- **Set exercise**:
Format the lines starting with the one containing "- toc-entry-label: Malmö Aviation TCAS" and going through the one containing "584, 491, 614]" as a Markdown table with the columns Row and Line, skipping any blank lines.

- **Rows from a dataset**:

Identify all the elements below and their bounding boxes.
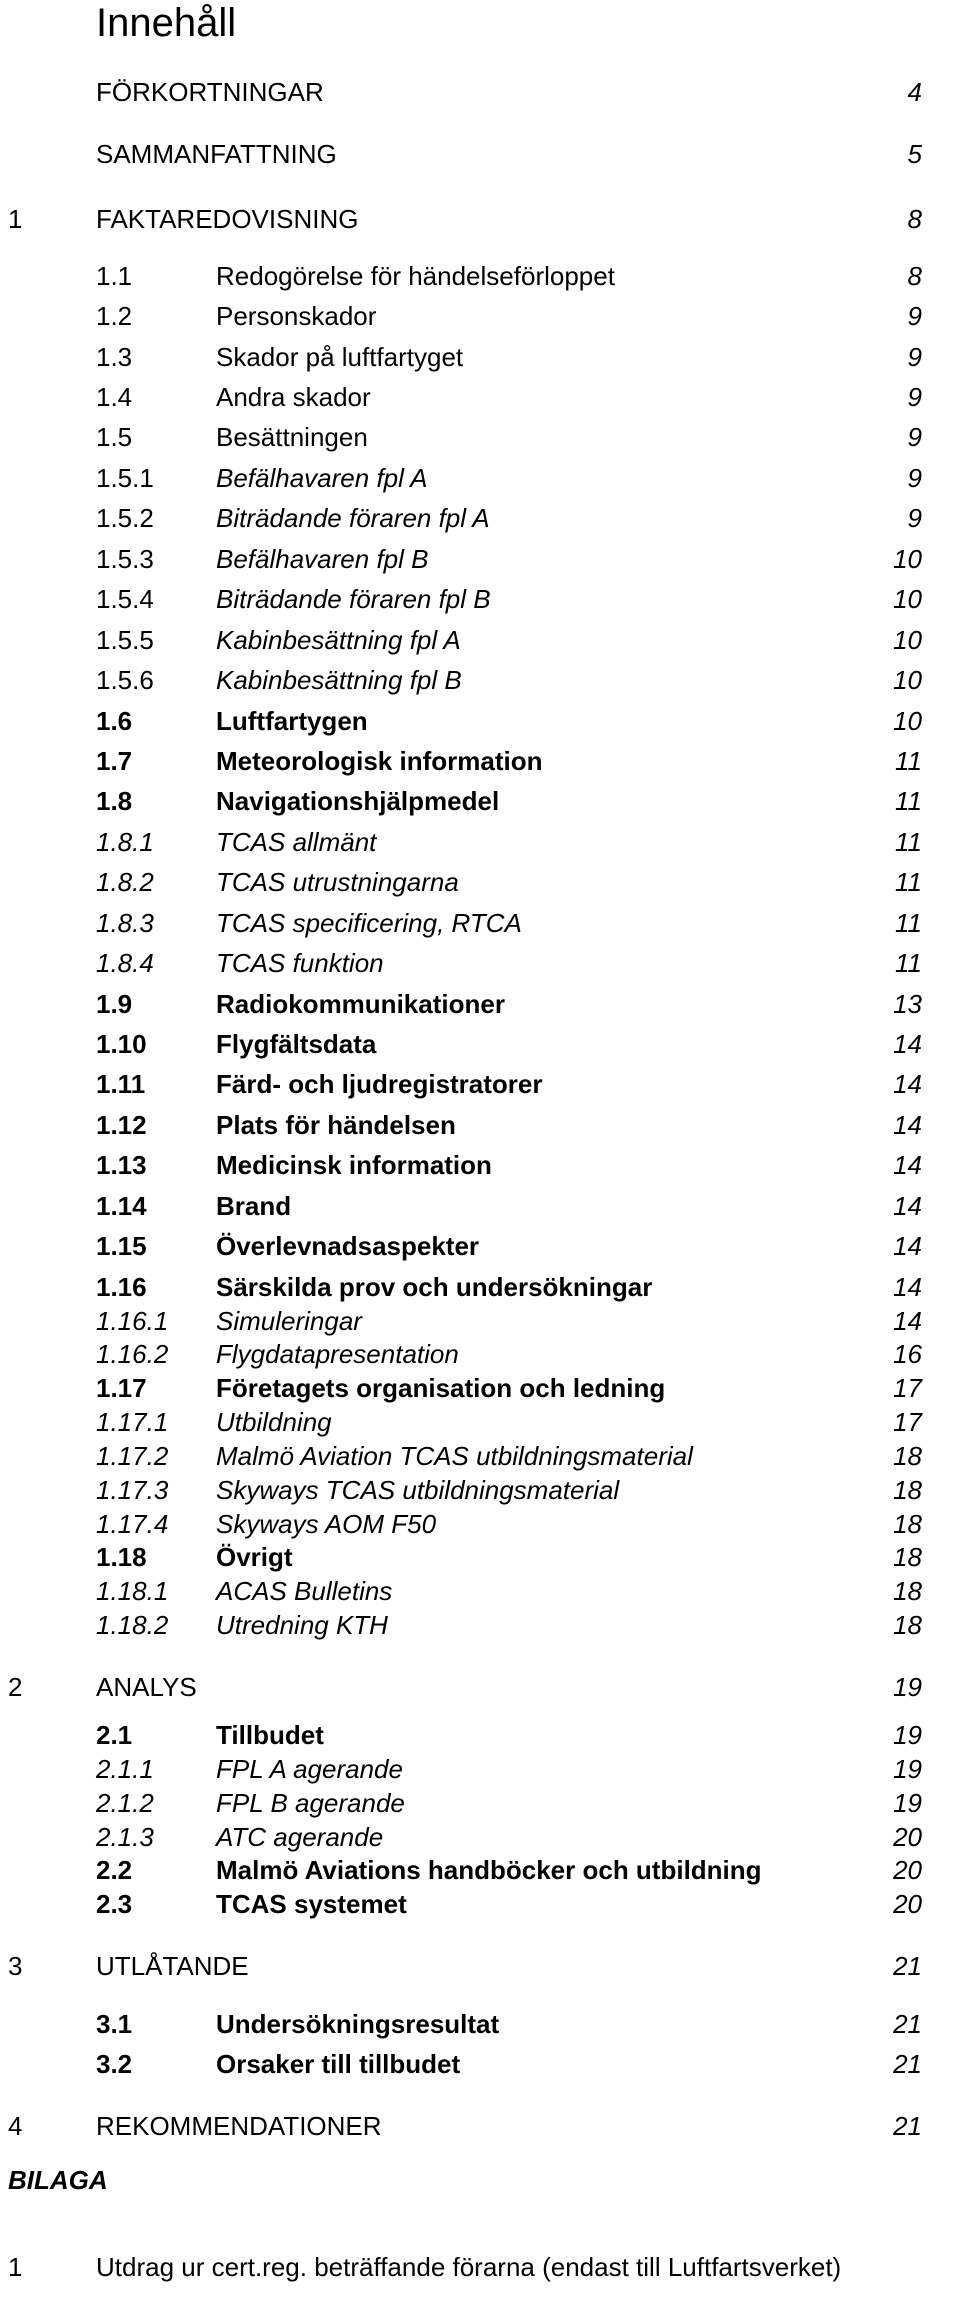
- toc-entry-label: Malmö Aviation TCAS utbildningsmaterial: [216, 1441, 693, 1471]
- toc-entry-label: Överlevnadsaspekter: [216, 1231, 480, 1261]
- toc-entry-label: Redogörelse för händelseförloppet: [216, 261, 615, 291]
- toc-entry-number: 1.17.3: [96, 1475, 169, 1505]
- toc-entry-label: Biträdande föraren fpl B: [216, 584, 491, 614]
- toc-entry-number: 4: [8, 2111, 23, 2141]
- toc-entry-number: 2.1: [96, 1720, 133, 1750]
- toc-entry-page: 11: [895, 827, 922, 857]
- toc-entry-page: 11: [895, 908, 922, 938]
- toc-entry-label: Tillbudet: [216, 1720, 324, 1750]
- toc-entry-number: 1.18.1: [96, 1576, 169, 1606]
- toc-entry-page: 10: [893, 665, 922, 695]
- toc-entry-label: UTLÅTANDE: [96, 1951, 249, 1981]
- toc-entry-page: 14: [893, 1272, 922, 1302]
- toc-entry-number: 3: [8, 1951, 23, 1981]
- toc-entry-number: 1.8: [96, 786, 133, 816]
- toc-entry-number: 1.5.6: [96, 665, 154, 695]
- page-title: Innehåll: [96, 1, 237, 45]
- toc-entry-page: 10: [893, 584, 922, 614]
- toc-entry-page: 18: [893, 1610, 922, 1640]
- toc-entry-label: SAMMANFATTNING: [96, 139, 337, 169]
- toc-entry-page: 14: [893, 1306, 922, 1336]
- toc-entry-page: 8: [907, 261, 922, 291]
- toc-entry-label: Undersökningsresultat: [216, 2009, 500, 2039]
- toc-entry-number: 1.11: [96, 1069, 146, 1099]
- toc-entry-page: 11: [895, 786, 922, 816]
- toc-entry-page: 9: [907, 301, 922, 331]
- toc-entry-page: 21: [893, 2049, 922, 2079]
- toc-entry-number: 1.17.2: [96, 1441, 169, 1471]
- toc-entry-label: TCAS allmänt: [216, 827, 377, 857]
- toc-entry-label: Simuleringar: [216, 1306, 362, 1336]
- toc-entry-label: REKOMMENDATIONER: [96, 2111, 382, 2141]
- toc-entry-number: 1.18.2: [96, 1610, 169, 1640]
- toc-entry-page: 20: [893, 1889, 922, 1919]
- toc-entry-label: Skyways AOM F50: [216, 1509, 437, 1539]
- toc-entry-page: 19: [893, 1720, 922, 1750]
- toc-entry-label: Befälhavaren fpl A: [216, 463, 428, 493]
- toc-entry-number: 1.5: [96, 422, 133, 452]
- toc-entry-label: Brand: [216, 1191, 292, 1221]
- toc-entry-label: Skador på luftfartyget: [216, 342, 464, 372]
- toc-entry-label: Andra skador: [216, 382, 371, 412]
- toc-entry-label: FÖRKORTNINGAR: [96, 77, 324, 107]
- toc-entry-page: 21: [893, 2111, 922, 2141]
- toc-entry-number: 2.1.1: [96, 1754, 154, 1784]
- toc-entry-label: Utdrag ur cert.reg. beträffande förarna (endast till Luftfartsverket): [96, 2252, 842, 2282]
- toc-entry-page: 21: [893, 2009, 922, 2039]
- toc-entry-label: ATC agerande: [216, 1822, 384, 1852]
- toc-entry-label: BILAGA: [8, 2165, 108, 2195]
- toc-entry-label: FPL B agerande: [216, 1788, 405, 1818]
- toc-entry-label: Företagets organisation och ledning: [216, 1373, 666, 1403]
- toc-entry-page: 17: [893, 1373, 922, 1403]
- toc-entry-page: 14: [893, 1110, 922, 1140]
- toc-entry-label: TCAS utrustningarna: [216, 867, 459, 897]
- toc-entry-number: 1.13: [96, 1150, 147, 1180]
- toc-entry-page: 10: [893, 544, 922, 574]
- toc-entry-number: 3.1: [96, 2009, 133, 2039]
- toc-entry-page: 10: [893, 706, 922, 736]
- toc-entry-label: Medicinsk information: [216, 1150, 492, 1180]
- toc-entry-page: 14: [893, 1231, 922, 1261]
- toc-entry-page: 11: [895, 867, 922, 897]
- toc-entry-label: TCAS funktion: [216, 948, 384, 978]
- toc-entry-page: 9: [907, 382, 922, 412]
- toc-entry-page: 18: [893, 1542, 922, 1572]
- toc-entry-number: 1.5.5: [96, 625, 154, 655]
- toc-entry-page: 18: [893, 1509, 922, 1539]
- toc-entry-number: 1.12: [96, 1110, 147, 1140]
- toc-entry-page: 9: [907, 503, 922, 533]
- toc-entry-number: 1.6: [96, 706, 133, 736]
- toc-entry-number: 1.8.4: [96, 948, 154, 978]
- toc-entry-page: 17: [893, 1407, 922, 1437]
- toc-entry-page: 18: [893, 1475, 922, 1505]
- toc-entry-label: Radiokommunikationer: [216, 989, 505, 1019]
- toc-entry-number: 2: [8, 1672, 23, 1702]
- toc-entry-page: 19: [893, 1788, 922, 1818]
- toc-entry-label: Meteorologisk information: [216, 746, 543, 776]
- toc-entry-number: 1: [8, 2252, 23, 2282]
- toc-entry-label: Färd- och ljudregistratorer: [216, 1069, 543, 1099]
- toc-entry-page: 10: [893, 625, 922, 655]
- toc-entry-page: 16: [893, 1339, 922, 1369]
- toc-entry-number: 1.17.4: [96, 1509, 169, 1539]
- toc-entry-number: 1.5.4: [96, 584, 154, 614]
- toc-entry-number: 1.15: [96, 1231, 147, 1261]
- toc-entry-page: 20: [893, 1822, 922, 1852]
- toc-entry-number: 1.17: [96, 1373, 147, 1403]
- toc-entry-page: 19: [893, 1672, 922, 1702]
- toc-entry-number: 1.5.1: [96, 463, 154, 493]
- toc-entry-label: Kabinbesättning fpl A: [216, 625, 461, 655]
- toc-entry-label: Utredning KTH: [216, 1610, 388, 1640]
- toc-entry-label: FPL A agerande: [216, 1754, 403, 1784]
- toc-entry-label: TCAS systemet: [216, 1889, 407, 1919]
- toc-entry-number: 1.3: [96, 342, 133, 372]
- toc-entry-label: Flygfältsdata: [216, 1029, 377, 1059]
- toc-entry-number: 1.8.1: [96, 827, 154, 857]
- toc-entry-page: 18: [893, 1576, 922, 1606]
- toc-entry-number: 1.18: [96, 1542, 147, 1572]
- toc-entry-label: Särskilda prov och undersökningar: [216, 1272, 653, 1302]
- toc-entry-number: 2.2: [96, 1855, 133, 1885]
- toc-entry-number: 1.8.2: [96, 867, 154, 897]
- toc-entry-label: TCAS specificering, RTCA: [216, 908, 522, 938]
- toc-entry-label: Malmö Aviations handböcker och utbildning: [216, 1855, 762, 1885]
- toc-entry-page: 14: [893, 1191, 922, 1221]
- toc-entry-label: Kabinbesättning fpl B: [216, 665, 462, 695]
- toc-entry-page: 9: [907, 422, 922, 452]
- toc-entry-number: 2.1.3: [96, 1822, 154, 1852]
- toc-entry-label: Luftfartygen: [216, 706, 368, 736]
- toc-entry-number: 1.5.2: [96, 503, 154, 533]
- toc-entry-label: Övrigt: [216, 1542, 293, 1572]
- toc-entry-page: 8: [907, 204, 922, 234]
- toc-entry-label: Besättningen: [216, 422, 368, 452]
- toc-entry-page: 11: [895, 948, 922, 978]
- toc-entry-number: 1.16.1: [96, 1306, 169, 1336]
- toc-entry-page: 5: [907, 139, 922, 169]
- toc-entry-label: Orsaker till tillbudet: [216, 2049, 461, 2079]
- toc-entry-page: 18: [893, 1441, 922, 1471]
- toc-entry-number: 1.8.3: [96, 908, 154, 938]
- toc-entry-label: Plats för händelsen: [216, 1110, 456, 1140]
- toc-entry-number: 1.10: [96, 1029, 147, 1059]
- toc-entry-page: 21: [893, 1951, 922, 1981]
- toc-entry-page: 20: [893, 1855, 922, 1885]
- toc-entry-number: 1.17.1: [96, 1407, 169, 1437]
- toc-entry-label: Personskador: [216, 301, 377, 331]
- toc-entry-page: 4: [907, 77, 922, 107]
- toc-entry-label: ANALYS: [96, 1672, 197, 1702]
- toc-entry-page: 14: [893, 1150, 922, 1180]
- toc-entry-page: 13: [893, 989, 922, 1019]
- toc-entry-label: Biträdande föraren fpl A: [216, 503, 490, 533]
- toc-entry-label: ACAS Bulletins: [216, 1576, 393, 1606]
- toc-entry-number: 1.1: [96, 261, 133, 291]
- toc-entry-label: Flygdatapresentation: [216, 1339, 459, 1369]
- toc-entry-number: 2.1.2: [96, 1788, 154, 1818]
- toc-entry-number: 1.16: [96, 1272, 147, 1302]
- toc-entry-page: 14: [893, 1069, 922, 1099]
- toc-entry-label: Utbildning: [216, 1407, 332, 1437]
- toc-entry-page: 9: [907, 463, 922, 493]
- toc-entry-number: 3.2: [96, 2049, 133, 2079]
- toc-entry-number: 1.16.2: [96, 1339, 169, 1369]
- toc-entry-number: 1.7: [96, 746, 133, 776]
- toc-entry-page: 9: [907, 342, 922, 372]
- toc-entry-label: FAKTAREDOVISNING: [96, 204, 359, 234]
- toc-entry-number: 1: [8, 204, 23, 234]
- toc-entry-number: 1.14: [96, 1191, 147, 1221]
- toc-entry-number: 1.4: [96, 382, 133, 412]
- toc-entry-number: 1.5.3: [96, 544, 154, 574]
- toc-entry-number: 1.2: [96, 301, 133, 331]
- toc-entry-label: Navigationshjälpmedel: [216, 786, 500, 816]
- toc-entry-page: 11: [895, 746, 922, 776]
- toc-entry-label: Skyways TCAS utbildningsmaterial: [216, 1475, 620, 1505]
- toc-entry-number: 1.9: [96, 989, 133, 1019]
- toc-entry-label: Befälhavaren fpl B: [216, 544, 429, 574]
- toc-entry-number: 2.3: [96, 1889, 133, 1919]
- toc-entry-page: 19: [893, 1754, 922, 1784]
- toc-entry-page: 14: [893, 1029, 922, 1059]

- **Task output**:
| Row | Line |
|---|---|
| 1 | - toc-entry-label: Malmö Aviation TCAS utbildningsmaterial: [216, 1441, 693, 1471] |
| 2 | - toc-entry-label: Överlevnadsaspekter: [216, 1231, 480, 1261] |
| 3 | - toc-entry-label: Redogörelse för händelseförloppet: [216, 261, 615, 291] |
| 4 | - toc-entry-number: 1.17.3: [96, 1475, 169, 1505] |
| 5 | - toc-entry-label: Biträdande föraren fpl B: [216, 584, 491, 614] |